Find the word "重者导致人员休克死亡" in the data. Return every line where it appears.

PROVIDED DATA:

::::::

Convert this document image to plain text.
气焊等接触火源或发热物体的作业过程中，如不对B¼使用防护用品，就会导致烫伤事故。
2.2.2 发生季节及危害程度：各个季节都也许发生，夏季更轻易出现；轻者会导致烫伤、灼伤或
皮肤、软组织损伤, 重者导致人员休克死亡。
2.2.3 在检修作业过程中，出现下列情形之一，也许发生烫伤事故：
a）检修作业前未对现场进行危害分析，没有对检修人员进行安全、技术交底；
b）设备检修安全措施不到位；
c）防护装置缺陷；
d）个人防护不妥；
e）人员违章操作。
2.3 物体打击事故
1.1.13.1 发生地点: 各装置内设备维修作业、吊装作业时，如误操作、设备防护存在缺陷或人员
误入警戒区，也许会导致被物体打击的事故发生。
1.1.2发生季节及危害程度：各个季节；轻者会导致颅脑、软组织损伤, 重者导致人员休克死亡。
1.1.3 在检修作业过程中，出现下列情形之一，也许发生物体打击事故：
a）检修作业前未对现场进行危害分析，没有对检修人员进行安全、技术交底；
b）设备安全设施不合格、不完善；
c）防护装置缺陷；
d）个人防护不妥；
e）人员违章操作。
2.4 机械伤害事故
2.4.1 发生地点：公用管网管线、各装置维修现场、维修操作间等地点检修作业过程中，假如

::::::

WRITTEN ANSWER:
皮肤、软组织损伤, 重者导致人员休克死亡。
1.1.2发生季节及危害程度：各个季节；轻者会导致颅脑、软组织损伤, 重者导致人员休克死亡。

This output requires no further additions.